◆ **Stated task**
Exclude all pictures, then copy each of the records exactly as written.

--- start of Dataset records ---

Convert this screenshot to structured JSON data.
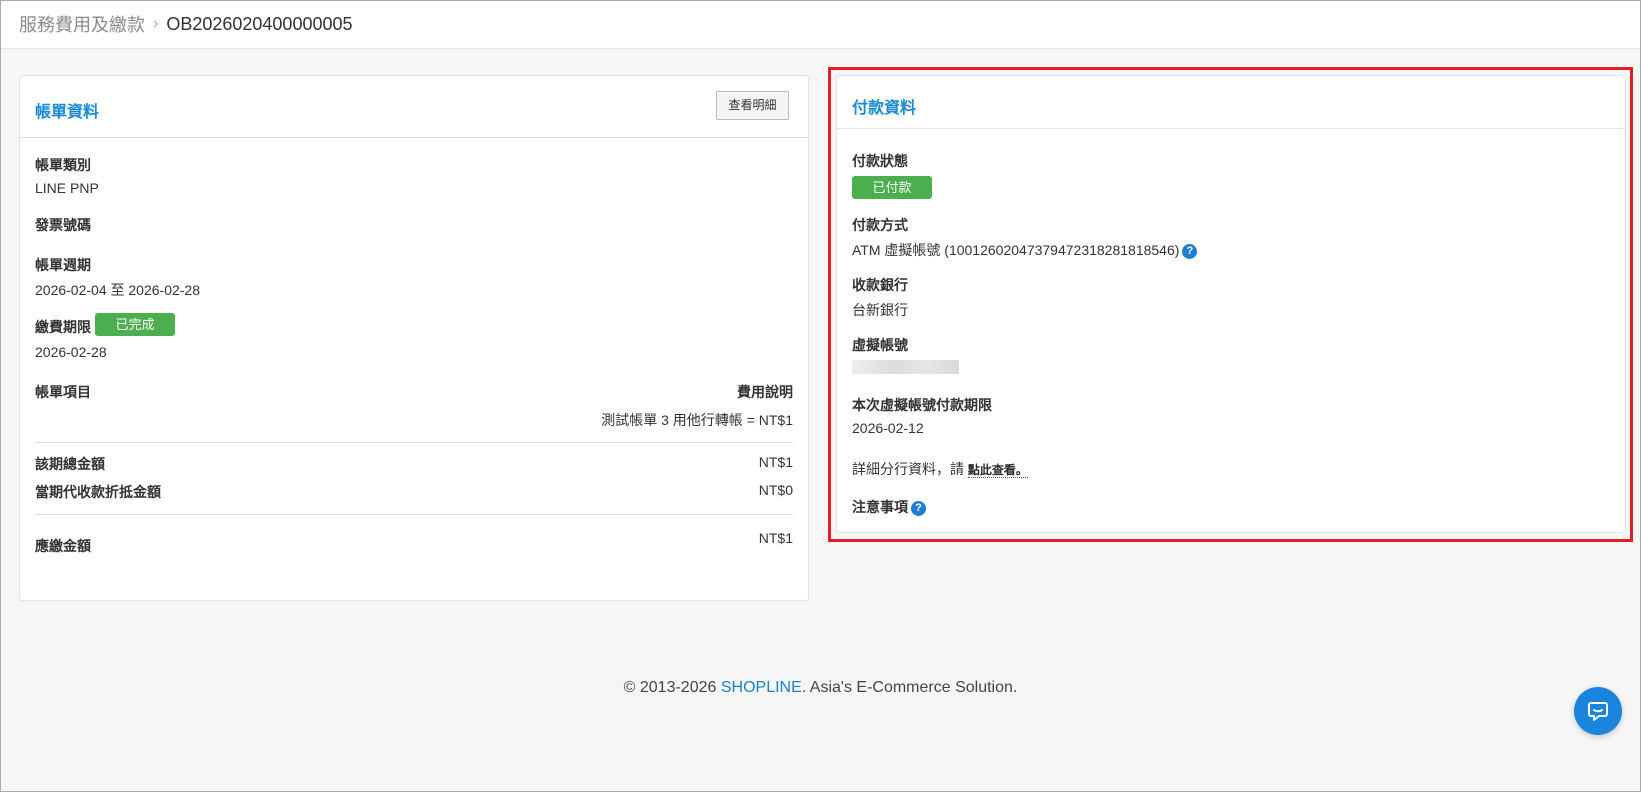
{
  "breadcrumb": {
    "parent": "服務費用及繳款",
    "separator": "›",
    "current": "OB2026020400000005"
  },
  "bill_panel": {
    "title": "帳單資料",
    "detail_button": "查看明細",
    "bill_type_label": "帳單類別",
    "bill_type_value": "LINE PNP",
    "invoice_label": "發票號碼",
    "period_label": "帳單週期",
    "period_value": "2026-02-04 至 2026-02-28",
    "due_label": "繳費期限",
    "due_badge": "已完成",
    "due_value": "2026-02-28",
    "items_label": "帳單項目",
    "fee_desc_label": "費用說明",
    "item_line": "測試帳單 3 用他行轉帳 = NT$1",
    "total_label": "該期總金額",
    "total_value": "NT$1",
    "offset_label": "當期代收款折抵金額",
    "offset_value": "NT$0",
    "payable_label": "應繳金額",
    "payable_value": "NT$1"
  },
  "payment_panel": {
    "title": "付款資料",
    "status_label": "付款狀態",
    "status_badge": "已付款",
    "method_label": "付款方式",
    "method_value": "ATM 虛擬帳號 (10012602047379472318281818546)",
    "bank_label": "收款銀行",
    "bank_value": "台新銀行",
    "virtual_label": "虛擬帳號",
    "deadline_label": "本次虛擬帳號付款期限",
    "deadline_value": "2026-02-12",
    "branch_text": "詳細分行資料，請",
    "branch_link": "點此查看。",
    "notes_label": "注意事項"
  },
  "footer": {
    "prefix": "© 2013-2026 ",
    "brand": "SHOPLINE",
    "suffix": ". Asia's E-Commerce Solution."
  },
  "colors": {
    "accent": "#1b8bd6",
    "success": "#4cae4f",
    "highlight": "#e41e26"
  },
  "icons": {
    "help": "question-circle-icon",
    "chat": "chat-bubble-icon"
  }
}
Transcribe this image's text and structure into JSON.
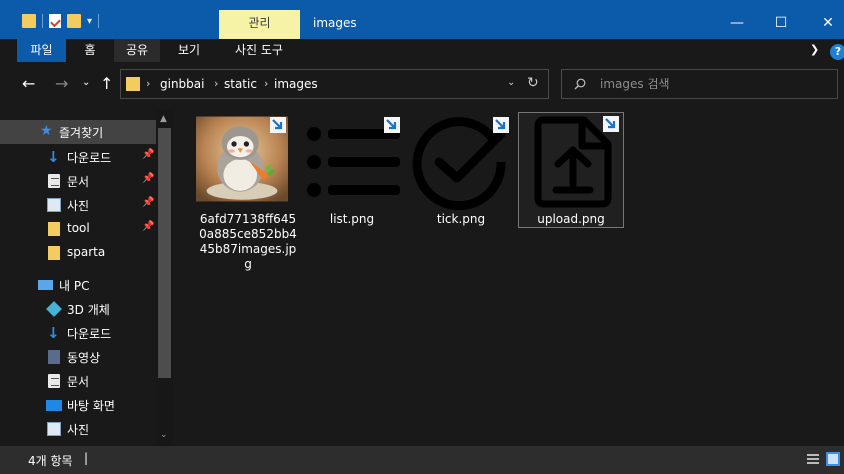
{
  "window": {
    "context_tab": "관리",
    "title": "images",
    "minimize": "—",
    "maximize": "☐",
    "close": "✕"
  },
  "ribbon": {
    "tabs": [
      {
        "label": "파일"
      },
      {
        "label": "홈"
      },
      {
        "label": "공유"
      },
      {
        "label": "보기"
      },
      {
        "label": "사진 도구"
      }
    ],
    "help": "?"
  },
  "address": {
    "crumbs": [
      "ginbbai",
      "static",
      "images"
    ]
  },
  "search": {
    "placeholder": "images 검색"
  },
  "sidebar": {
    "quick_access": "즐겨찾기",
    "quick_items": [
      {
        "label": "다운로드",
        "icon": "download-icon",
        "pinned": true
      },
      {
        "label": "문서",
        "icon": "document-icon",
        "pinned": true
      },
      {
        "label": "사진",
        "icon": "pictures-icon",
        "pinned": true
      },
      {
        "label": "tool",
        "icon": "folder-icon",
        "pinned": true
      },
      {
        "label": "sparta",
        "icon": "folder-icon",
        "pinned": false
      }
    ],
    "this_pc": "내 PC",
    "pc_items": [
      {
        "label": "3D 개체",
        "icon": "3d-objects-icon"
      },
      {
        "label": "다운로드",
        "icon": "download-icon"
      },
      {
        "label": "동영상",
        "icon": "video-icon"
      },
      {
        "label": "문서",
        "icon": "document-icon"
      },
      {
        "label": "바탕 화면",
        "icon": "desktop-icon"
      },
      {
        "label": "사진",
        "icon": "pictures-icon"
      }
    ]
  },
  "files": [
    {
      "name": "6afd77138ff6450a885ce852bb445b87images.jpg",
      "lines": [
        "6afd77138ff645",
        "0a885ce852bb4",
        "45b87images.jp",
        "g"
      ]
    },
    {
      "name": "list.png",
      "lines": [
        "list.png"
      ]
    },
    {
      "name": "tick.png",
      "lines": [
        "tick.png"
      ]
    },
    {
      "name": "upload.png",
      "lines": [
        "upload.png"
      ]
    }
  ],
  "status": {
    "item_count": "4개 항목"
  },
  "colors": {
    "titlebar": "#0b5baa",
    "context_tab": "#f7f3a6",
    "background": "#191919",
    "statusbar": "#2d2d2d",
    "accent": "#3d8ee9"
  }
}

--- end of Dataset records ---

◆ **Written solution**
Convert this screenshot to structured JSON data.
{
  "breadcrumb": {
    "parent": "服務費用及繳款",
    "separator": "›",
    "current": "OB2026020400000005"
  },
  "bill_panel": {
    "title": "帳單資料",
    "detail_button": "查看明細",
    "bill_type_label": "帳單類別",
    "bill_type_value": "LINE PNP",
    "invoice_label": "發票號碼",
    "period_label": "帳單週期",
    "period_value": "2026-02-04 至 2026-02-28",
    "due_label": "繳費期限",
    "due_badge": "已完成",
    "due_value": "2026-02-28",
    "items_label": "帳單項目",
    "fee_desc_label": "費用說明",
    "item_line": "測試帳單 3 用他行轉帳 = NT$1",
    "total_label": "該期總金額",
    "total_value": "NT$1",
    "offset_label": "當期代收款折抵金額",
    "offset_value": "NT$0",
    "payable_label": "應繳金額",
    "payable_value": "NT$1"
  },
  "payment_panel": {
    "title": "付款資料",
    "status_label": "付款狀態",
    "status_badge": "已付款",
    "method_label": "付款方式",
    "method_value": "ATM 虛擬帳號 (10012602047379472318281818546)",
    "bank_label": "收款銀行",
    "bank_value": "台新銀行",
    "virtual_label": "虛擬帳號",
    "deadline_label": "本次虛擬帳號付款期限",
    "deadline_value": "2026-02-12",
    "branch_text": "詳細分行資料，請",
    "branch_link": "點此查看。",
    "notes_label": "注意事項"
  },
  "footer": {
    "prefix": "© 2013-2026 ",
    "brand": "SHOPLINE",
    "suffix": ". Asia's E-Commerce Solution."
  },
  "colors": {
    "accent": "#1b8bd6",
    "success": "#4cae4f",
    "highlight": "#e41e26"
  },
  "icons": {
    "help": "question-circle-icon",
    "chat": "chat-bubble-icon"
  }
}
Transcribe this image's text and structure into JSON.
{
  "window": {
    "context_tab": "관리",
    "title": "images",
    "minimize": "—",
    "maximize": "☐",
    "close": "✕"
  },
  "ribbon": {
    "tabs": [
      {
        "label": "파일"
      },
      {
        "label": "홈"
      },
      {
        "label": "공유"
      },
      {
        "label": "보기"
      },
      {
        "label": "사진 도구"
      }
    ],
    "help": "?"
  },
  "address": {
    "crumbs": [
      "ginbbai",
      "static",
      "images"
    ]
  },
  "search": {
    "placeholder": "images 검색"
  },
  "sidebar": {
    "quick_access": "즐겨찾기",
    "quick_items": [
      {
        "label": "다운로드",
        "icon": "download-icon",
        "pinned": true
      },
      {
        "label": "문서",
        "icon": "document-icon",
        "pinned": true
      },
      {
        "label": "사진",
        "icon": "pictures-icon",
        "pinned": true
      },
      {
        "label": "tool",
        "icon": "folder-icon",
        "pinned": true
      },
      {
        "label": "sparta",
        "icon": "folder-icon",
        "pinned": false
      }
    ],
    "this_pc": "내 PC",
    "pc_items": [
      {
        "label": "3D 개체",
        "icon": "3d-objects-icon"
      },
      {
        "label": "다운로드",
        "icon": "download-icon"
      },
      {
        "label": "동영상",
        "icon": "video-icon"
      },
      {
        "label": "문서",
        "icon": "document-icon"
      },
      {
        "label": "바탕 화면",
        "icon": "desktop-icon"
      },
      {
        "label": "사진",
        "icon": "pictures-icon"
      }
    ]
  },
  "files": [
    {
      "name": "6afd77138ff6450a885ce852bb445b87images.jpg",
      "lines": [
        "6afd77138ff645",
        "0a885ce852bb4",
        "45b87images.jp",
        "g"
      ]
    },
    {
      "name": "list.png",
      "lines": [
        "list.png"
      ]
    },
    {
      "name": "tick.png",
      "lines": [
        "tick.png"
      ]
    },
    {
      "name": "upload.png",
      "lines": [
        "upload.png"
      ]
    }
  ],
  "status": {
    "item_count": "4개 항목"
  },
  "colors": {
    "titlebar": "#0b5baa",
    "context_tab": "#f7f3a6",
    "background": "#191919",
    "statusbar": "#2d2d2d",
    "accent": "#3d8ee9"
  }
}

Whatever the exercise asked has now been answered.